== Aim ==
In the records below, find each line containing the word "anterior" and copy it.

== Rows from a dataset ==
* start *

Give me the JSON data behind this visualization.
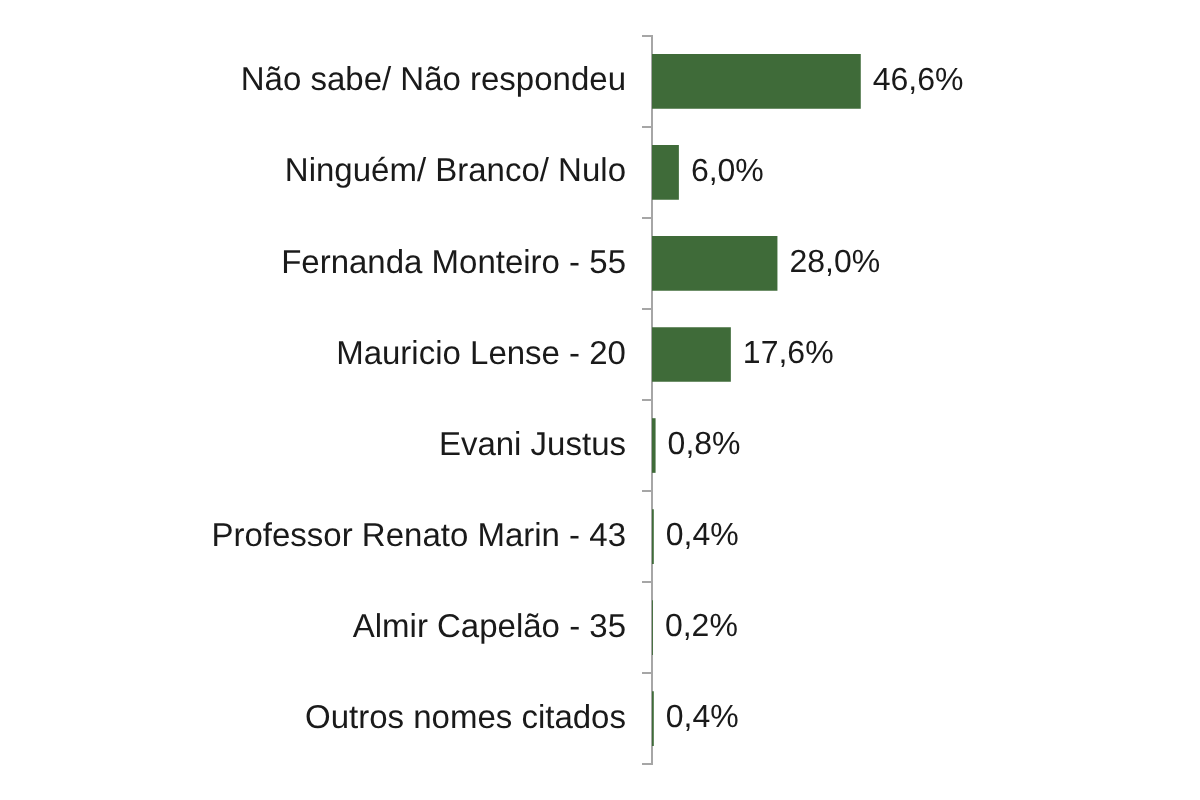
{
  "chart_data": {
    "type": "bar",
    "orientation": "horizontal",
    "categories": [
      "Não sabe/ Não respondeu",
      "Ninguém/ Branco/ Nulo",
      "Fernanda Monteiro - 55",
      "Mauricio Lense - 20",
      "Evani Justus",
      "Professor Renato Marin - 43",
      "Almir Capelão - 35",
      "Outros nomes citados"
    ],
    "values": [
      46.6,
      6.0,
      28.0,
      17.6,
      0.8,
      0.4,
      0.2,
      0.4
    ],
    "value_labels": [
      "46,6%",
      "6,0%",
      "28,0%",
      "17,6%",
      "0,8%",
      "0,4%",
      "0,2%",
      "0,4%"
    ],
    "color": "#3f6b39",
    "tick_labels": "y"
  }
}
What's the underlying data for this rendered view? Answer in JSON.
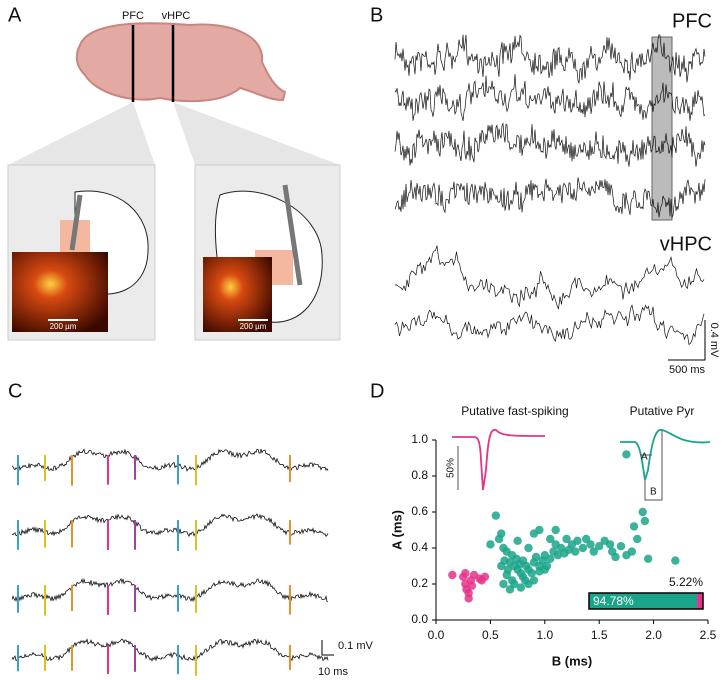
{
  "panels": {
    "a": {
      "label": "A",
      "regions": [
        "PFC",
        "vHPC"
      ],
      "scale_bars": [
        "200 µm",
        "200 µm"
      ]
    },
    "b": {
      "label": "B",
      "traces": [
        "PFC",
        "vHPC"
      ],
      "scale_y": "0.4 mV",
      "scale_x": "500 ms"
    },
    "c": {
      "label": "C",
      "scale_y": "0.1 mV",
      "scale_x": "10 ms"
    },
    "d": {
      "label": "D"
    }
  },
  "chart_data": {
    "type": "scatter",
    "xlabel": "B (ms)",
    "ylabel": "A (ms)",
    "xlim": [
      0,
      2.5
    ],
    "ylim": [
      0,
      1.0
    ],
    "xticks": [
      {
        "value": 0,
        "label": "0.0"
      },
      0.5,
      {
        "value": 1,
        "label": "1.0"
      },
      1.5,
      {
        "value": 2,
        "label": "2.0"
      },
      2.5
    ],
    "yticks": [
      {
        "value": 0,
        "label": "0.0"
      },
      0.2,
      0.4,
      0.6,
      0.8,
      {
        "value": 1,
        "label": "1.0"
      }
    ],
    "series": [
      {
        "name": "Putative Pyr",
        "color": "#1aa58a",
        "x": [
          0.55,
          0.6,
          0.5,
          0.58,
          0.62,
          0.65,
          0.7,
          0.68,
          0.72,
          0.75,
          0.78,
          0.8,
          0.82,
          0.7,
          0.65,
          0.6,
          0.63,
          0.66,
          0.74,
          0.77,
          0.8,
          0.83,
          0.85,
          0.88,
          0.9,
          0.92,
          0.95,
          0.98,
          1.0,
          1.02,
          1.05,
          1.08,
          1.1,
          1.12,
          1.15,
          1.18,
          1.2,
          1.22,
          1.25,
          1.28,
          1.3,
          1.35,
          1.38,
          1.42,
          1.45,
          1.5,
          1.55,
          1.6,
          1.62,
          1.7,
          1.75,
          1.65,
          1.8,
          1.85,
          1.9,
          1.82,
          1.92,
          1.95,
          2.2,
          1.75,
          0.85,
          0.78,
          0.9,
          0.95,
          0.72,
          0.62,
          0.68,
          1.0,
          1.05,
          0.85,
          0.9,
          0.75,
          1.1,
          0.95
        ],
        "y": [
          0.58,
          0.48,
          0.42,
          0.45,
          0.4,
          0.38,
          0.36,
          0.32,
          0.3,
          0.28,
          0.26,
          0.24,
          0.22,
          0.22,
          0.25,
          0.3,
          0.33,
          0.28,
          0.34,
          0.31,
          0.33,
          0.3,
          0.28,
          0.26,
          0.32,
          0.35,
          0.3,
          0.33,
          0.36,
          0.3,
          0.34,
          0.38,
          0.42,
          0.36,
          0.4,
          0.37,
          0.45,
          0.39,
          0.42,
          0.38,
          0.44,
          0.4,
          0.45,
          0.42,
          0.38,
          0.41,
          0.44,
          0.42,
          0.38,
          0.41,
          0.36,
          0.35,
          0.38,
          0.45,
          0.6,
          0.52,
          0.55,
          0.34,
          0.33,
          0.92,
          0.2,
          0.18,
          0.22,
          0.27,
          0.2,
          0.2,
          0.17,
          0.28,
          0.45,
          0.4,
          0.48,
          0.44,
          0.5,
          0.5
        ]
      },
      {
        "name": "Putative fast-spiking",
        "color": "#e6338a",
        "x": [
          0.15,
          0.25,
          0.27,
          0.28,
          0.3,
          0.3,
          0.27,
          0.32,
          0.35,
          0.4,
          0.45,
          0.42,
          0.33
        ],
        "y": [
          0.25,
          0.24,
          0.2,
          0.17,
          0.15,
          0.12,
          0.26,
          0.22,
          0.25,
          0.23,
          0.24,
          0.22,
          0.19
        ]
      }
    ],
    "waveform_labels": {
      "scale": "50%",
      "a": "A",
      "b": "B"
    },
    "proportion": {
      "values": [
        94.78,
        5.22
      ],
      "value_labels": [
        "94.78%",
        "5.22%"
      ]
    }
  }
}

* end *
* start *

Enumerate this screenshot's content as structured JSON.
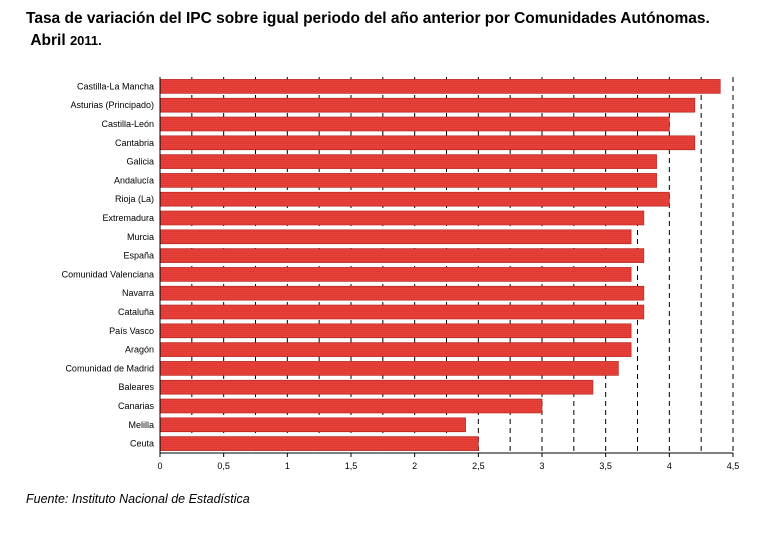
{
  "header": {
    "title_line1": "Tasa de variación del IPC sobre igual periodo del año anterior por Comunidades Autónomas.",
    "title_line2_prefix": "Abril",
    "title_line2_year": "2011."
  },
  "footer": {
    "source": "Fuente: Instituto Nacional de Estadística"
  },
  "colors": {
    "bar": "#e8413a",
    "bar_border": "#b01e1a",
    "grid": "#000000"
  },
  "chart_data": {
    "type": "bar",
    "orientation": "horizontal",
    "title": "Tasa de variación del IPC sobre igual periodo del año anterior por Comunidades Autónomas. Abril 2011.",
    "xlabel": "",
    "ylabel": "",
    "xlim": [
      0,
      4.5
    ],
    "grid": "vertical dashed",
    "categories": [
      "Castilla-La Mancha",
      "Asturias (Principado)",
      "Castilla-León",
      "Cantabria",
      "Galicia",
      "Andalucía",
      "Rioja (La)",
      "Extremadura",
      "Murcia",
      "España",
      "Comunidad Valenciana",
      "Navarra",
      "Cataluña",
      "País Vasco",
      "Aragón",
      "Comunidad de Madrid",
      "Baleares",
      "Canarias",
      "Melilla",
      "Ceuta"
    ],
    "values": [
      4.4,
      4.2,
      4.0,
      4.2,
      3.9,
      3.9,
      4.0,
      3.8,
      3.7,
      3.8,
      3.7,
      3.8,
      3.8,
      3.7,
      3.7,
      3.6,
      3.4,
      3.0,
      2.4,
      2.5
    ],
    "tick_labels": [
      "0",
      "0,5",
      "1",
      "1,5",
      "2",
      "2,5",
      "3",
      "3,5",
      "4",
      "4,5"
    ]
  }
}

* end *

== Answer in full ==
    "title_line1": "Tasa de variación del IPC sobre igual periodo del año anterior por Comunidades Autónomas.",
    "title": "Tasa de variación del IPC sobre igual periodo del año anterior por Comunidades Autónomas. Abril 2011.",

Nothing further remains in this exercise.